Instructions to follow
Find the word "screenshot" in the material below and gather every line that contains it.

====================

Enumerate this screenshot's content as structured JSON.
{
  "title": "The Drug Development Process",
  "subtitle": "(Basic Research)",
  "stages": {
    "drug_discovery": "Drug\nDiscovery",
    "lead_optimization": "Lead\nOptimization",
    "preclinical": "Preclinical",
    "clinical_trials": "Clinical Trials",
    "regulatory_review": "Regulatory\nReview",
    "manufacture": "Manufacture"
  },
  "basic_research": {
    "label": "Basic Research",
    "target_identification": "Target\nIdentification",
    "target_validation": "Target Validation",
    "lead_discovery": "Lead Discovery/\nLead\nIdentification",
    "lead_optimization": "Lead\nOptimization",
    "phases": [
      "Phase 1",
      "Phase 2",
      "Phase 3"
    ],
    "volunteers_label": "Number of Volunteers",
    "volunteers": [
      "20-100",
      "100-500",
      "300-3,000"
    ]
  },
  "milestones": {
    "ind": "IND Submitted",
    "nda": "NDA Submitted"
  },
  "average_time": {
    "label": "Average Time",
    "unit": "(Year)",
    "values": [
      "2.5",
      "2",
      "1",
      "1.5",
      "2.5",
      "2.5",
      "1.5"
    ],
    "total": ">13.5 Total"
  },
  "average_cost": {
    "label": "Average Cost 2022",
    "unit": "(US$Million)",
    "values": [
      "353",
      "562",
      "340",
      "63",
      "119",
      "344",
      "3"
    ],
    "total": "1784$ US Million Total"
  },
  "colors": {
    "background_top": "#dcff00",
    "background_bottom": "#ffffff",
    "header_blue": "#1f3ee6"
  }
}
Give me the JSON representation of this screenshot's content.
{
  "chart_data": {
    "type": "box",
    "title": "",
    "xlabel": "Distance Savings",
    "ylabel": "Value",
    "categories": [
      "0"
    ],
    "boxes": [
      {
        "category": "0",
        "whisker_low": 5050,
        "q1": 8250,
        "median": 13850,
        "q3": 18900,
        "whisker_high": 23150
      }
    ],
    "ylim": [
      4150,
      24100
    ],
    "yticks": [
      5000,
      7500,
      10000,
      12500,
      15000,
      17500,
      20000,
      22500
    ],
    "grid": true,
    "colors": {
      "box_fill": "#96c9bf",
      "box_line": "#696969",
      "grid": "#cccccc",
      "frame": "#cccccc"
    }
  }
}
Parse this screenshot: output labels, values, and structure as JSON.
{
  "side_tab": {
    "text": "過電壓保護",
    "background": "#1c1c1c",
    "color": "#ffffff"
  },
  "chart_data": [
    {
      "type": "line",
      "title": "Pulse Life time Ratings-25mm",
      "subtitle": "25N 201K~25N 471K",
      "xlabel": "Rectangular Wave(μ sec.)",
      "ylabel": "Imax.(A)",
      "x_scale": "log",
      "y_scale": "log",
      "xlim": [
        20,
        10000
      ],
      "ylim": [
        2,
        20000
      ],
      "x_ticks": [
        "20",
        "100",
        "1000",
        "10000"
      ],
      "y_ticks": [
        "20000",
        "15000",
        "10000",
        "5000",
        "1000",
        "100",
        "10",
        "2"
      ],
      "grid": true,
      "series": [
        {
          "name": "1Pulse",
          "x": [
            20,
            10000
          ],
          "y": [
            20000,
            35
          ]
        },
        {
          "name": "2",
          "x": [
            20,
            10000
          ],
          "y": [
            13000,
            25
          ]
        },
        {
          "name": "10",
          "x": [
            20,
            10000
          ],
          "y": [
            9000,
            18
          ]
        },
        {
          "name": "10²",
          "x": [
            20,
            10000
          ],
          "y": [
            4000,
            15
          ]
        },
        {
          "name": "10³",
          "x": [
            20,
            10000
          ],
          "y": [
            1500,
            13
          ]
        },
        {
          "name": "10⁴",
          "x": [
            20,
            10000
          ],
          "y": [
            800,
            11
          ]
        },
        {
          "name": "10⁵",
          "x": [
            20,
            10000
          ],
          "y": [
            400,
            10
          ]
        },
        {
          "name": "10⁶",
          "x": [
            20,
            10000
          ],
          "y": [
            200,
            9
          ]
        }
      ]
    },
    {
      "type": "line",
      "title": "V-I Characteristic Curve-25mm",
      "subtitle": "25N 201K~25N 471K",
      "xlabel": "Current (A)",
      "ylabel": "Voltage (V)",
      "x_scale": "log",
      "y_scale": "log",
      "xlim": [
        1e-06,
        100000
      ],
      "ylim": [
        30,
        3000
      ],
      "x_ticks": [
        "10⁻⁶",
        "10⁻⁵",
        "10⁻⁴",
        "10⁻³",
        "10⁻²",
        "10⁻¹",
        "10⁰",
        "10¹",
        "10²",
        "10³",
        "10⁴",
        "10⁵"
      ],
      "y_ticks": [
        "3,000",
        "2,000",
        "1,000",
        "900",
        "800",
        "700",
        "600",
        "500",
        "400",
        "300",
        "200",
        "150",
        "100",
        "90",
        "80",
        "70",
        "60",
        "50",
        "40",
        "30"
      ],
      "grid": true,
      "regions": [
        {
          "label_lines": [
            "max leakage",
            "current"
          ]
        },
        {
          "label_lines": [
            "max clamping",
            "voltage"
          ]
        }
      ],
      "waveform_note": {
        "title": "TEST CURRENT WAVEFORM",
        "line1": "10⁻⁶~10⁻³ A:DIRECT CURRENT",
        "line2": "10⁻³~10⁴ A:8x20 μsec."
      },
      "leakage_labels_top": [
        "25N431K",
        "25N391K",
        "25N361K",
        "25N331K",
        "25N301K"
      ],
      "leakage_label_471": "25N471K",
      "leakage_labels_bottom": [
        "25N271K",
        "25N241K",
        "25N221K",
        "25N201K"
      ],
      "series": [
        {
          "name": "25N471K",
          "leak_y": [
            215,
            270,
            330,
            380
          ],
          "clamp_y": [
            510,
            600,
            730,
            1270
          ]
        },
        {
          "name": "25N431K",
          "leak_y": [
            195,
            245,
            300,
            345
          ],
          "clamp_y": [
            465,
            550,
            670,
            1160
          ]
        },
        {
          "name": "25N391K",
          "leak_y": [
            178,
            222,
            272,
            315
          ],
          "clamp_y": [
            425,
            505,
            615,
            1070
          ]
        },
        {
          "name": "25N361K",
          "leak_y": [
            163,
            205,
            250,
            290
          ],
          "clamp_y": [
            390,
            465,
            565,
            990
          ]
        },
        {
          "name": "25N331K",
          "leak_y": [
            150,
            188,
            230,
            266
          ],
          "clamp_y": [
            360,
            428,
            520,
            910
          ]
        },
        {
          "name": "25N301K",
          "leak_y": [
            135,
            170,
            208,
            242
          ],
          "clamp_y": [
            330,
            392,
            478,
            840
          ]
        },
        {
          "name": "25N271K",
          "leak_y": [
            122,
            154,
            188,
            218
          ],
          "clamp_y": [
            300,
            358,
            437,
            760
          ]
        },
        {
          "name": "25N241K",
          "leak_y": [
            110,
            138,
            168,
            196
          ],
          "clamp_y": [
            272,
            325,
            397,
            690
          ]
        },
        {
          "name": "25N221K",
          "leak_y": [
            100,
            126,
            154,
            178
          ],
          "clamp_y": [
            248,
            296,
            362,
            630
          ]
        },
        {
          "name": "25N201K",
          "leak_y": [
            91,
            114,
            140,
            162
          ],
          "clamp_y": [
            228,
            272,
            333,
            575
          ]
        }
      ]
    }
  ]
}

====================

Task response
Enumerate this screenshot's content as structured JSON.
Give me the JSON representation of this screenshot's content.
Parse this screenshot: output labels, values, and structure as JSON.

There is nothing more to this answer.